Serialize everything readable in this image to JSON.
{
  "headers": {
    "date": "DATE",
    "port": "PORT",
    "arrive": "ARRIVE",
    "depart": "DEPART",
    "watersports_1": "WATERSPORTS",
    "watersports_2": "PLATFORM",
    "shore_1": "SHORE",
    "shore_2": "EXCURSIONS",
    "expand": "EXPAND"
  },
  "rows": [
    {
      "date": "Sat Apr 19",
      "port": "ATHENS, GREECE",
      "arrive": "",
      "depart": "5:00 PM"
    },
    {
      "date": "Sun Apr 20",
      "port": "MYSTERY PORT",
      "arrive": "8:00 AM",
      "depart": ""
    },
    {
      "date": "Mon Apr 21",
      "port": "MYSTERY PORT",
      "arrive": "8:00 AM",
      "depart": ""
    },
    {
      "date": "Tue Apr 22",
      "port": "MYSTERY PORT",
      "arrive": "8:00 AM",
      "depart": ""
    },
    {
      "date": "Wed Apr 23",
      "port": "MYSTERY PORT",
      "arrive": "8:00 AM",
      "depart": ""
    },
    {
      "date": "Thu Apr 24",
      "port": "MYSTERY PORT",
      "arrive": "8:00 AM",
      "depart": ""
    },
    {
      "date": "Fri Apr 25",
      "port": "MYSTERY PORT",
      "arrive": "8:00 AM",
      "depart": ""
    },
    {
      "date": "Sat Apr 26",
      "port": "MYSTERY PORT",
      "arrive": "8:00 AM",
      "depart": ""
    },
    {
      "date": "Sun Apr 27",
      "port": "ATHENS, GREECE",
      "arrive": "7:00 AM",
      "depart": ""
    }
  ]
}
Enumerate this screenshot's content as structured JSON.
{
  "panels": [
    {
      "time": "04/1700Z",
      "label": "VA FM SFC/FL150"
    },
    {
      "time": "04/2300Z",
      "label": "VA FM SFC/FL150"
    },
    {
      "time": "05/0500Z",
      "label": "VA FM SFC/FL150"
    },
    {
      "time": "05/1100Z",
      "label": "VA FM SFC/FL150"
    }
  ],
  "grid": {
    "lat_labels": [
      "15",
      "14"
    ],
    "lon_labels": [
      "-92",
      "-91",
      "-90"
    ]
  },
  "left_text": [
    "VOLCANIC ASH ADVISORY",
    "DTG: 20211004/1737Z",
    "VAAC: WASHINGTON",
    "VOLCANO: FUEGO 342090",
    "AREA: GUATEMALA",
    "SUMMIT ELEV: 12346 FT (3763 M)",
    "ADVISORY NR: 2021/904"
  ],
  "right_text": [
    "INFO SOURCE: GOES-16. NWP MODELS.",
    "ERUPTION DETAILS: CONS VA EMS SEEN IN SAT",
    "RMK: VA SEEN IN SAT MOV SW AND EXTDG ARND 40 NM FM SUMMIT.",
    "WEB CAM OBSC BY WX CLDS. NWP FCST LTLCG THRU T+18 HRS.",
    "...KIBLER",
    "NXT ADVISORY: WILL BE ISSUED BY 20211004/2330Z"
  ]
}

++++++

# WHAT IS BEING ASKED
Copy out the whole listing exactly.

# OUTPUT BELOW
Serialize everything readable in this image to JSON.
{
  "headers": {
    "date": "DATE",
    "port": "PORT",
    "arrive": "ARRIVE",
    "depart": "DEPART",
    "watersports_1": "WATERSPORTS",
    "watersports_2": "PLATFORM",
    "shore_1": "SHORE",
    "shore_2": "EXCURSIONS",
    "expand": "EXPAND"
  },
  "rows": [
    {
      "date": "Sat Apr 19",
      "port": "ATHENS, GREECE",
      "arrive": "",
      "depart": "5:00 PM"
    },
    {
      "date": "Sun Apr 20",
      "port": "MYSTERY PORT",
      "arrive": "8:00 AM",
      "depart": ""
    },
    {
      "date": "Mon Apr 21",
      "port": "MYSTERY PORT",
      "arrive": "8:00 AM",
      "depart": ""
    },
    {
      "date": "Tue Apr 22",
      "port": "MYSTERY PORT",
      "arrive": "8:00 AM",
      "depart": ""
    },
    {
      "date": "Wed Apr 23",
      "port": "MYSTERY PORT",
      "arrive": "8:00 AM",
      "depart": ""
    },
    {
      "date": "Thu Apr 24",
      "port": "MYSTERY PORT",
      "arrive": "8:00 AM",
      "depart": ""
    },
    {
      "date": "Fri Apr 25",
      "port": "MYSTERY PORT",
      "arrive": "8:00 AM",
      "depart": ""
    },
    {
      "date": "Sat Apr 26",
      "port": "MYSTERY PORT",
      "arrive": "8:00 AM",
      "depart": ""
    },
    {
      "date": "Sun Apr 27",
      "port": "ATHENS, GREECE",
      "arrive": "7:00 AM",
      "depart": ""
    }
  ]
}
Enumerate this screenshot's content as structured JSON.
{
  "panels": [
    {
      "time": "04/1700Z",
      "label": "VA FM SFC/FL150"
    },
    {
      "time": "04/2300Z",
      "label": "VA FM SFC/FL150"
    },
    {
      "time": "05/0500Z",
      "label": "VA FM SFC/FL150"
    },
    {
      "time": "05/1100Z",
      "label": "VA FM SFC/FL150"
    }
  ],
  "grid": {
    "lat_labels": [
      "15",
      "14"
    ],
    "lon_labels": [
      "-92",
      "-91",
      "-90"
    ]
  },
  "left_text": [
    "VOLCANIC ASH ADVISORY",
    "DTG: 20211004/1737Z",
    "VAAC: WASHINGTON",
    "VOLCANO: FUEGO 342090",
    "AREA: GUATEMALA",
    "SUMMIT ELEV: 12346 FT (3763 M)",
    "ADVISORY NR: 2021/904"
  ],
  "right_text": [
    "INFO SOURCE: GOES-16. NWP MODELS.",
    "ERUPTION DETAILS: CONS VA EMS SEEN IN SAT",
    "RMK: VA SEEN IN SAT MOV SW AND EXTDG ARND 40 NM FM SUMMIT.",
    "WEB CAM OBSC BY WX CLDS. NWP FCST LTLCG THRU T+18 HRS.",
    "...KIBLER",
    "NXT ADVISORY: WILL BE ISSUED BY 20211004/2330Z"
  ]
}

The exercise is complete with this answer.